* Task input
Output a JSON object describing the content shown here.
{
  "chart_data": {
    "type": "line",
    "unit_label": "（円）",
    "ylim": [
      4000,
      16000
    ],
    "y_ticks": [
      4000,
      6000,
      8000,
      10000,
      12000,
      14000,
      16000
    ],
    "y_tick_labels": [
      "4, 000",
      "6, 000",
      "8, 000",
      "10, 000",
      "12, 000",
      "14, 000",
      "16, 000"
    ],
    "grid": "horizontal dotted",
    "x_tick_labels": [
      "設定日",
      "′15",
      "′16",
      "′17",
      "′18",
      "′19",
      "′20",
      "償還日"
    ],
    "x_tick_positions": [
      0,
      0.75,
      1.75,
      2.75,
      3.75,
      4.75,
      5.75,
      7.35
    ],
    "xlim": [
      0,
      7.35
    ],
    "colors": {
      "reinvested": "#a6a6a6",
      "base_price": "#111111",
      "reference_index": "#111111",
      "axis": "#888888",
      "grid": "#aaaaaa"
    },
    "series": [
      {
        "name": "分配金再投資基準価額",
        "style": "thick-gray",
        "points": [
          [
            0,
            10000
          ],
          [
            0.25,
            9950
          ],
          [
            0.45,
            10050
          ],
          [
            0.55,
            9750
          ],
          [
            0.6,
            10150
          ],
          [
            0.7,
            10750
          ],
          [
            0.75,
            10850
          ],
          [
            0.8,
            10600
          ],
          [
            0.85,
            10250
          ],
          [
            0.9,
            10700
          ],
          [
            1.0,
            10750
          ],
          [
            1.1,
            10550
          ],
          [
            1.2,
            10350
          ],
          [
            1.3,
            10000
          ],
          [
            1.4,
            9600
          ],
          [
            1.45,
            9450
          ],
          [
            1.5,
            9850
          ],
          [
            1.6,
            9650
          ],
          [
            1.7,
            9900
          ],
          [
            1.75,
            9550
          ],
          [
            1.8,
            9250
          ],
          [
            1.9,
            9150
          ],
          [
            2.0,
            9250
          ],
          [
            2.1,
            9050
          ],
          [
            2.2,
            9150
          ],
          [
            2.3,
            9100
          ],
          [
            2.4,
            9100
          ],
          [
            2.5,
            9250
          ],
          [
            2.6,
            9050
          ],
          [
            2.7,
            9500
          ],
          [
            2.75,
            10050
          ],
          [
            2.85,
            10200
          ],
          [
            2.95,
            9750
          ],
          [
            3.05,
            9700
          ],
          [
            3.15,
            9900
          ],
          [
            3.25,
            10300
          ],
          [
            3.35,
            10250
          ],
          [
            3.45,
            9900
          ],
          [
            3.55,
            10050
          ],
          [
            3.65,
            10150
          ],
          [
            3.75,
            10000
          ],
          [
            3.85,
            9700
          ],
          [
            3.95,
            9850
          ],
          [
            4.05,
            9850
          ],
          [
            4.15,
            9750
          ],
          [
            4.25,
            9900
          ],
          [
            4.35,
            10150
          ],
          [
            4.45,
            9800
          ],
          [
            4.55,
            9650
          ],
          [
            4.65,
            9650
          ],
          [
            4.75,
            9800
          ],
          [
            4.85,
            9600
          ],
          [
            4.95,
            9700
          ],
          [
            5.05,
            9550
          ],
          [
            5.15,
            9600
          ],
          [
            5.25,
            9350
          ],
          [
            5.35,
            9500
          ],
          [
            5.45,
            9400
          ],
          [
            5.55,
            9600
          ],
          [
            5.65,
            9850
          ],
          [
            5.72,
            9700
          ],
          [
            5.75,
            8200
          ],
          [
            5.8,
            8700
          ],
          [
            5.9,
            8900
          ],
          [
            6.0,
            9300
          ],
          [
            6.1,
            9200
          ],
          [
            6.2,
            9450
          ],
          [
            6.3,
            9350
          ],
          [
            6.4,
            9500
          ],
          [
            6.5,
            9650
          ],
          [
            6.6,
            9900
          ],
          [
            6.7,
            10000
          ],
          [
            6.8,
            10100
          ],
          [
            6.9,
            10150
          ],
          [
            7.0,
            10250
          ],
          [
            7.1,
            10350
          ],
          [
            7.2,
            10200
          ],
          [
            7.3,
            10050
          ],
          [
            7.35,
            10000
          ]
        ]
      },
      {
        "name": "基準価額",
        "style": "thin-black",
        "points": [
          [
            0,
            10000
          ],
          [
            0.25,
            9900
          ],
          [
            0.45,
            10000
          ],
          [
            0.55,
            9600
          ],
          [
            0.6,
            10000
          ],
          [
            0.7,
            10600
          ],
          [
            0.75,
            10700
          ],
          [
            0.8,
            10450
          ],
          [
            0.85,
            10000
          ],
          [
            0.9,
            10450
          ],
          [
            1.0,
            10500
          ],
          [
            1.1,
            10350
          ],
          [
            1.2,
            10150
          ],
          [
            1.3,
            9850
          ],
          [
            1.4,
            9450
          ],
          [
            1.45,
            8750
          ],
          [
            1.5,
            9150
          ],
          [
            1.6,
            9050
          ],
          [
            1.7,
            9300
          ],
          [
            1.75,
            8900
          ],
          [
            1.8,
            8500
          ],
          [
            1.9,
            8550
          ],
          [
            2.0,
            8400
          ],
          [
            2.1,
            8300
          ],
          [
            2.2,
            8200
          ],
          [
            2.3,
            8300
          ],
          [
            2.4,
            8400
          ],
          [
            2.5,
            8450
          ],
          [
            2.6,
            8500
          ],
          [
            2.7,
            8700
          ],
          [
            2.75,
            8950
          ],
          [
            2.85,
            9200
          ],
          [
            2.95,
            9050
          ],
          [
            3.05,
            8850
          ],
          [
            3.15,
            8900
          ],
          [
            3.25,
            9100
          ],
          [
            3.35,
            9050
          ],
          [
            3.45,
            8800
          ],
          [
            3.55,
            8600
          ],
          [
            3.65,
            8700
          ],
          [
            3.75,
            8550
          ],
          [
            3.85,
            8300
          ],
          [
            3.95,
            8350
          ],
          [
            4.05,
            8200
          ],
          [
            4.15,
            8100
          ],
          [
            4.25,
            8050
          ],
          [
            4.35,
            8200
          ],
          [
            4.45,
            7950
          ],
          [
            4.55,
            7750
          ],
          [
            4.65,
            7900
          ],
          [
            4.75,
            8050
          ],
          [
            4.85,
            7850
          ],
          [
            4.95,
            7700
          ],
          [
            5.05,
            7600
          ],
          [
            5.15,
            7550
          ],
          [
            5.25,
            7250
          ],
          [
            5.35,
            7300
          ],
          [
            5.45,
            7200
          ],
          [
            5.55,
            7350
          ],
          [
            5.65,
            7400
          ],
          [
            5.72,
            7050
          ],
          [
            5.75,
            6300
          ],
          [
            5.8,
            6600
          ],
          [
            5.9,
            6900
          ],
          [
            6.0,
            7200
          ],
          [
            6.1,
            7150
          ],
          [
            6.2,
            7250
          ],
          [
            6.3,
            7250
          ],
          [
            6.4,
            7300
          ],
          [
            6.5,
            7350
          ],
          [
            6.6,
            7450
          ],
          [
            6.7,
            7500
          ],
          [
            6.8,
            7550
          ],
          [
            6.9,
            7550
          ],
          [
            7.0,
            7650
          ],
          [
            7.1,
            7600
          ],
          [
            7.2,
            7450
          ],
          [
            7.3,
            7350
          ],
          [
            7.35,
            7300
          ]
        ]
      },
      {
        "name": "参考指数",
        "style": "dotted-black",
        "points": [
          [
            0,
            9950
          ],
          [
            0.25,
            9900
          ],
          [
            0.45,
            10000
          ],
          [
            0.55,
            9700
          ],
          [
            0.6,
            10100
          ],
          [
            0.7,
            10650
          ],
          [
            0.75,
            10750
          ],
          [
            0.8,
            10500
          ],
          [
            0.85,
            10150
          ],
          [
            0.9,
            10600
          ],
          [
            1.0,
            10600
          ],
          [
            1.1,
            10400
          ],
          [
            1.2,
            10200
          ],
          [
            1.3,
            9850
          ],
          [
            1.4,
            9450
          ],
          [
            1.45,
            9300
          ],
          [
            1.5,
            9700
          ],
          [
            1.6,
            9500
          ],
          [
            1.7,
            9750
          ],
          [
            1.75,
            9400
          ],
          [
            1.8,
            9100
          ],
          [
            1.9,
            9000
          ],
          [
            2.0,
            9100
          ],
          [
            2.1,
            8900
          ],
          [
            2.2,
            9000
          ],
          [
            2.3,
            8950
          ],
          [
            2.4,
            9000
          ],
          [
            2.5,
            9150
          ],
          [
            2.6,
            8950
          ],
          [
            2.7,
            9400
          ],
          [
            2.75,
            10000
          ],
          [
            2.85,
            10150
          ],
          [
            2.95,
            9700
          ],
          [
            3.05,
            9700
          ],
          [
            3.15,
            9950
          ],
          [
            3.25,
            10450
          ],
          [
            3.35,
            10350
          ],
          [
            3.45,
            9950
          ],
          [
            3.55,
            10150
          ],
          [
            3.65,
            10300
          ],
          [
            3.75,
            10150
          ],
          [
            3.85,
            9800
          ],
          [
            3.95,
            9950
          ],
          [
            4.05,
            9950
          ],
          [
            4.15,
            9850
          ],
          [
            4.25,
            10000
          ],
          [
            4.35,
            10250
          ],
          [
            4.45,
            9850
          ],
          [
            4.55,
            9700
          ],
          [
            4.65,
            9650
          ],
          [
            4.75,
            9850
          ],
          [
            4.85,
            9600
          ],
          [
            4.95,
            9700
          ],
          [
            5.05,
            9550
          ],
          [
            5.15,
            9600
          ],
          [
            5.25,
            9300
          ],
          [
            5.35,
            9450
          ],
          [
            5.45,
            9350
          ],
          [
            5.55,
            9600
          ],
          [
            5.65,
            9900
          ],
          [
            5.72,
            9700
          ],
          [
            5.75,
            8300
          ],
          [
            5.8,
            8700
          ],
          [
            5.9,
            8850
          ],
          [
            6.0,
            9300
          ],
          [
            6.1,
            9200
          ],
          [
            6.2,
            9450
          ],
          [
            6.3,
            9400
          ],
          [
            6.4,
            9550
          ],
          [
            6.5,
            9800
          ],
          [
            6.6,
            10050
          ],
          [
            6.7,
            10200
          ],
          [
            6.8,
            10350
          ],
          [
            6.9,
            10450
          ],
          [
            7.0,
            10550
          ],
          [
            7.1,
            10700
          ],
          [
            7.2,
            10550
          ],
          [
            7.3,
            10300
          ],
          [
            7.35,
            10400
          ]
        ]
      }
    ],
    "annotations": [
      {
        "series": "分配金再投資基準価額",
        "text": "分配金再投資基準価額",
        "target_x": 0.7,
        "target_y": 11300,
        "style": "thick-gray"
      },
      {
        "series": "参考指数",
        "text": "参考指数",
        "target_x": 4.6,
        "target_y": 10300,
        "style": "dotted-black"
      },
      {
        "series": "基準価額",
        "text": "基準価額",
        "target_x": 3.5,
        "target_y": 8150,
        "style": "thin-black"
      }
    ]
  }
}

* Task directions
Search the entries for the word "分配金再投資基準価額", then gather every line that has it.

* Task output
        "name": "分配金再投資基準価額",
        "series": "分配金再投資基準価額",
        "text": "分配金再投資基準価額",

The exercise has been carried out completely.